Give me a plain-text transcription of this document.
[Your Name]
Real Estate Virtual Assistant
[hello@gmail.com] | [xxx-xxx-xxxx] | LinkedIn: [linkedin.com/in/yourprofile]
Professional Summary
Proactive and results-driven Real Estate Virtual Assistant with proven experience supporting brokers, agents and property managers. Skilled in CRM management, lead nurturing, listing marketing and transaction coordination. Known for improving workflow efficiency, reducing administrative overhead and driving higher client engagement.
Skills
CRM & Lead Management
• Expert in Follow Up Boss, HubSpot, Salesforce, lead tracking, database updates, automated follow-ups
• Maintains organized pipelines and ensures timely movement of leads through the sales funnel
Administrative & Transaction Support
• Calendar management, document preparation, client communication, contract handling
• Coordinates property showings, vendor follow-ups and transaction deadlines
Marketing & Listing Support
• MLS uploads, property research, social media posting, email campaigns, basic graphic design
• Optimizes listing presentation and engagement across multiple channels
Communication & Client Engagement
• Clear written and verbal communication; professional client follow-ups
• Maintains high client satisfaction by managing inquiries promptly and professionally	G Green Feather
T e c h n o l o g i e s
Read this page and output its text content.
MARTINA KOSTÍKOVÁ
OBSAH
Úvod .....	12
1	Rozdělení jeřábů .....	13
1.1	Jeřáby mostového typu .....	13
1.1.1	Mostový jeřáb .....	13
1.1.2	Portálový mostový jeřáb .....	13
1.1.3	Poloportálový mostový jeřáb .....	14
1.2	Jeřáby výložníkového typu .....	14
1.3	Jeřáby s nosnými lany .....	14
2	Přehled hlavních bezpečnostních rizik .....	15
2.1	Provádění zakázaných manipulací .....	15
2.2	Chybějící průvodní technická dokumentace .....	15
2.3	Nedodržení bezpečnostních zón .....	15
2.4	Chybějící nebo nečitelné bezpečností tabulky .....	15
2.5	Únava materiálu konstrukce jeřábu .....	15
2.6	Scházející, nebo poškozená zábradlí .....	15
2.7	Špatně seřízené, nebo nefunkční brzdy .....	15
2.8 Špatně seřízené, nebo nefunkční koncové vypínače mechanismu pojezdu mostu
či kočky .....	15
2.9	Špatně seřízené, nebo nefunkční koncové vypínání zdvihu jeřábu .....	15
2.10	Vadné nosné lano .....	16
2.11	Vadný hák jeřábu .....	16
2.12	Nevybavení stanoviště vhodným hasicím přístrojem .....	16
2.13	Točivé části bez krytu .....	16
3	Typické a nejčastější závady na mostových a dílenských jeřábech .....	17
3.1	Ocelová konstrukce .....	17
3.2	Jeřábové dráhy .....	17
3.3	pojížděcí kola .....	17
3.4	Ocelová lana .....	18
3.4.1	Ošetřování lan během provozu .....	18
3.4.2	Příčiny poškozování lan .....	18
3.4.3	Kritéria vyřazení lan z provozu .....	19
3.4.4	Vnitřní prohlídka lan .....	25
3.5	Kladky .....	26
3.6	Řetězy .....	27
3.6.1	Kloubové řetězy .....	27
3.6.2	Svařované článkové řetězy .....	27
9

_____

Stated exercise. Reproduce exactly the lines from the one with "Read this page and output its text content." through the end of the entries above, both ends included.

Answer for this exercise.
Read this page and output its text content.
MARTINA KOSTÍKOVÁ
OBSAH
Úvod .....	12
1	Rozdělení jeřábů .....	13
1.1	Jeřáby mostového typu .....	13
1.1.1	Mostový jeřáb .....	13
1.1.2	Portálový mostový jeřáb .....	13
1.1.3	Poloportálový mostový jeřáb .....	14
1.2	Jeřáby výložníkového typu .....	14
1.3	Jeřáby s nosnými lany .....	14
2	Přehled hlavních bezpečnostních rizik .....	15
2.1	Provádění zakázaných manipulací .....	15
2.2	Chybějící průvodní technická dokumentace .....	15
2.3	Nedodržení bezpečnostních zón .....	15
2.4	Chybějící nebo nečitelné bezpečností tabulky .....	15
2.5	Únava materiálu konstrukce jeřábu .....	15
2.6	Scházející, nebo poškozená zábradlí .....	15
2.7	Špatně seřízené, nebo nefunkční brzdy .....	15
2.8 Špatně seřízené, nebo nefunkční koncové vypínače mechanismu pojezdu mostu
či kočky .....	15
2.9	Špatně seřízené, nebo nefunkční koncové vypínání zdvihu jeřábu .....	15
2.10	Vadné nosné lano .....	16
2.11	Vadný hák jeřábu .....	16
2.12	Nevybavení stanoviště vhodným hasicím přístrojem .....	16
2.13	Točivé části bez krytu .....	16
3	Typické a nejčastější závady na mostových a dílenských jeřábech .....	17
3.1	Ocelová konstrukce .....	17
3.2	Jeřábové dráhy .....	17
3.3	pojížděcí kola .....	17
3.4	Ocelová lana .....	18
3.4.1	Ošetřování lan během provozu .....	18
3.4.2	Příčiny poškozování lan .....	18
3.4.3	Kritéria vyřazení lan z provozu .....	19
3.4.4	Vnitřní prohlídka lan .....	25
3.5	Kladky .....	26
3.6	Řetězy .....	27
3.6.1	Kloubové řetězy .....	27
3.6.2	Svařované článkové řetězy .....	27
9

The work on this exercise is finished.